What this task involves
Return each line containing the string "소프트웨어".

Stored data entries:

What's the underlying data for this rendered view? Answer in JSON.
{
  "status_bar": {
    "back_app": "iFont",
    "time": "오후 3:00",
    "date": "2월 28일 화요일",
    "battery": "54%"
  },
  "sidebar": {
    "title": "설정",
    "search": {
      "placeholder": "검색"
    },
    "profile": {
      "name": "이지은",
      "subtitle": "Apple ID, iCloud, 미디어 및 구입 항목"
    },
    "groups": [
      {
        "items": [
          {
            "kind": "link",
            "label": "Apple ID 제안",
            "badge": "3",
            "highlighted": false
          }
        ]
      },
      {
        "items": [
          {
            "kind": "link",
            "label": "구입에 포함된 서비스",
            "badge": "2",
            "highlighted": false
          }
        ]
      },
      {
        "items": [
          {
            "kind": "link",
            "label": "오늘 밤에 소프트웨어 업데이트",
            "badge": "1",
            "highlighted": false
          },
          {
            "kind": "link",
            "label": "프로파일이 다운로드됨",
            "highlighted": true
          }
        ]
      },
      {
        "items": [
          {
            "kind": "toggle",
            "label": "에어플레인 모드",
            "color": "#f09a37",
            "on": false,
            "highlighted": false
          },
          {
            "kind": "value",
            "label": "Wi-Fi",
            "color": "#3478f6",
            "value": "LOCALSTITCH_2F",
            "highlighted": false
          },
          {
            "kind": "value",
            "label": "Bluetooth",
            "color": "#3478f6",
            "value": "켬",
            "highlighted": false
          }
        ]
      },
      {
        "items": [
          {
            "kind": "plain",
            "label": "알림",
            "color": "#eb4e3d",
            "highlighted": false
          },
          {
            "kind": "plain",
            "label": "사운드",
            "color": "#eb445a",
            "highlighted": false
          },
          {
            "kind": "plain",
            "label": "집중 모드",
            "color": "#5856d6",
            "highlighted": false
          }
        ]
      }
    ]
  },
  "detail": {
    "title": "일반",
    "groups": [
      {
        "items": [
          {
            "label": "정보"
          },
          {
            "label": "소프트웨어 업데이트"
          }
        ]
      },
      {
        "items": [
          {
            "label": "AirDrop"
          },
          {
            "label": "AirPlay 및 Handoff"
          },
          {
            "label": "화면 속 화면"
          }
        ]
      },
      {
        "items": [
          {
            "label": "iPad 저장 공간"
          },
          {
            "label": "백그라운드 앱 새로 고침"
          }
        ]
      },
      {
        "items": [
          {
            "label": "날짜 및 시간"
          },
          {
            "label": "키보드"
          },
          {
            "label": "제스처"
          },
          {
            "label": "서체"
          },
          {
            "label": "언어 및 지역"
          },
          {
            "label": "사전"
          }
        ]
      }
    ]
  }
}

Exercise response
            "label": "오늘 밤에 소프트웨어 업데이트",
            "label": "소프트웨어 업데이트"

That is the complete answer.